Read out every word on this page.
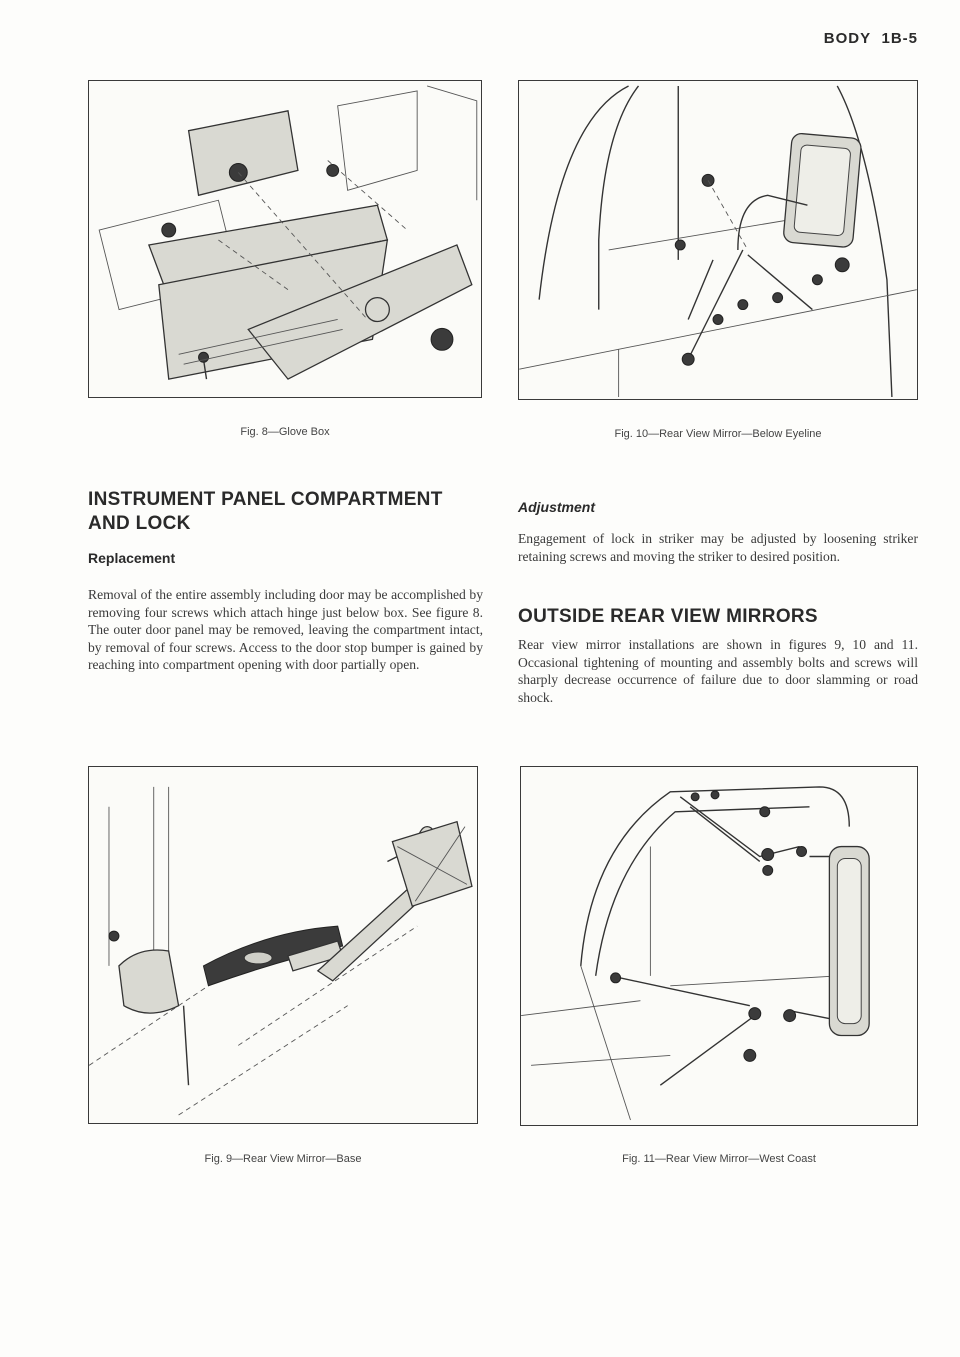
BODY 1B-5
Fig. 8—Glove Box	Fig. 10—Rear View Mirror—Below Eyeline
INSTRUMENT PANEL COMPARTMENT AND LOCK
Replacement

Removal of the entire assembly including door may be accomplished by removing four screws which attach hinge just below box. See figure 8. The outer door panel may be removed, leaving the compartment intact, by removal of four screws. Access to the door stop bumper is gained by reaching into compartment opening with door partially open.

Adjustment

Engagement of lock in striker may be adjusted by loosening striker retaining screws and moving the striker to desired position.

OUTSIDE REAR VIEW MIRRORS

Rear view mirror installations are shown in figures 9, 10 and 11. Occasional tightening of mounting and assembly bolts and screws will sharply decrease occurrence of failure due to door slamming or road shock.

Fig. 9—Rear View Mirror—Base	Fig. 11—Rear View Mirror—West Coast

#####

> _Description of the task_
Copy every line in the records above that contains the word "door".

> _Solution to the problem_
Removal of the entire assembly including door may be accomplished by removing four screws which attach hinge just below box. See figure 8. The outer door panel may be removed, leaving the compartment intact, by removal of four screws. Access to the door stop bumper is gained by reaching into compartment opening with door partially open.
Rear view mirror installations are shown in figures 9, 10 and 11. Occasional tightening of mounting and assembly bolts and screws will sharply decrease occurrence of failure due to door slamming or road shock.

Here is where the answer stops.